=== WORK TO COMPLETE ===
Below are some records: retype them all exactly, but not the pictures.

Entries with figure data
══════════════════════════════
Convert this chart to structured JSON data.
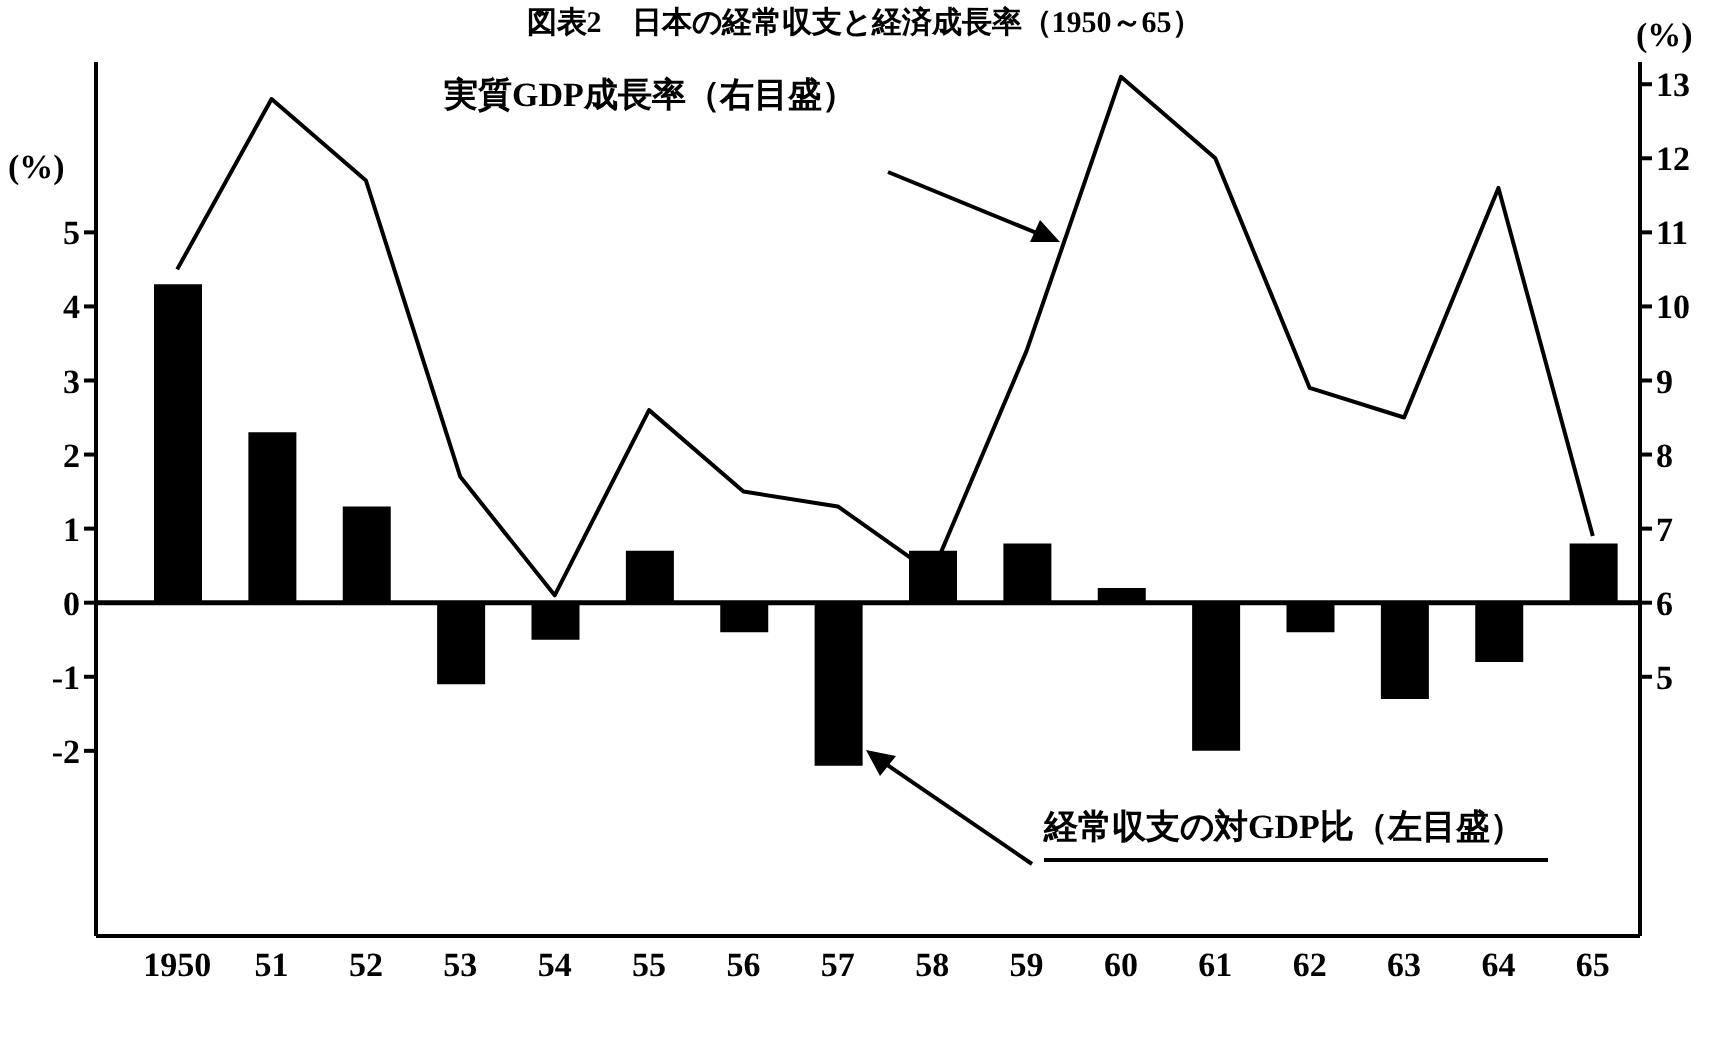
{
  "chart_data": {
    "type": "bar",
    "title": "図表2　日本の経常収支と経済成長率（1950～65）",
    "ylabel": "(%)",
    "y2label": "(%)",
    "categories": [
      "1950",
      "51",
      "52",
      "53",
      "54",
      "55",
      "56",
      "57",
      "58",
      "59",
      "60",
      "61",
      "62",
      "63",
      "64",
      "65"
    ],
    "series": [
      {
        "color": "#000000",
        "values": [
          4.3,
          2.3,
          1.3,
          -1.1,
          -0.5,
          0.7,
          -0.4,
          -2.2,
          0.7,
          0.8,
          0.2,
          -2.0,
          -0.4,
          -1.3,
          -0.8,
          0.8
        ]
      },
      {
        "type": "line",
        "axis": "y2",
        "color": "#000000",
        "values": [
          10.5,
          12.8,
          11.7,
          7.7,
          6.1,
          8.6,
          7.5,
          7.3,
          6.4,
          9.4,
          13.1,
          12.0,
          8.9,
          8.5,
          11.6,
          6.9
        ]
      }
    ],
    "ylim": [
      -4.5,
      7.3
    ],
    "yticks": [
      -2,
      -1,
      0,
      1,
      2,
      3,
      4,
      5
    ],
    "y2lim": [
      1.5,
      13.3
    ],
    "y2ticks": [
      5,
      6,
      7,
      8,
      9,
      10,
      11,
      12,
      13
    ],
    "ref_lines": [
      {
        "axis": "y",
        "value": 0
      }
    ],
    "annotations": [
      "実質GDP成長率（右目盛）",
      "経常収支の対GDP比（左目盛）"
    ],
    "grid": false,
    "legend": false,
    "marker": "none",
    "line_style": "solid"
  }
}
══════════════════════════════
=== THE REPLY ===
Convert this chart to structured JSON data.
{
  "chart_data": {
    "type": "bar",
    "title": "図表2　日本の経常収支と経済成長率（1950～65）",
    "ylabel": "(%)",
    "y2label": "(%)",
    "categories": [
      "1950",
      "51",
      "52",
      "53",
      "54",
      "55",
      "56",
      "57",
      "58",
      "59",
      "60",
      "61",
      "62",
      "63",
      "64",
      "65"
    ],
    "series": [
      {
        "color": "#000000",
        "values": [
          4.3,
          2.3,
          1.3,
          -1.1,
          -0.5,
          0.7,
          -0.4,
          -2.2,
          0.7,
          0.8,
          0.2,
          -2.0,
          -0.4,
          -1.3,
          -0.8,
          0.8
        ]
      },
      {
        "type": "line",
        "axis": "y2",
        "color": "#000000",
        "values": [
          10.5,
          12.8,
          11.7,
          7.7,
          6.1,
          8.6,
          7.5,
          7.3,
          6.4,
          9.4,
          13.1,
          12.0,
          8.9,
          8.5,
          11.6,
          6.9
        ]
      }
    ],
    "ylim": [
      -4.5,
      7.3
    ],
    "yticks": [
      -2,
      -1,
      0,
      1,
      2,
      3,
      4,
      5
    ],
    "y2lim": [
      1.5,
      13.3
    ],
    "y2ticks": [
      5,
      6,
      7,
      8,
      9,
      10,
      11,
      12,
      13
    ],
    "ref_lines": [
      {
        "axis": "y",
        "value": 0
      }
    ],
    "annotations": [
      "実質GDP成長率（右目盛）",
      "経常収支の対GDP比（左目盛）"
    ],
    "grid": false,
    "legend": false,
    "marker": "none",
    "line_style": "solid"
  }
}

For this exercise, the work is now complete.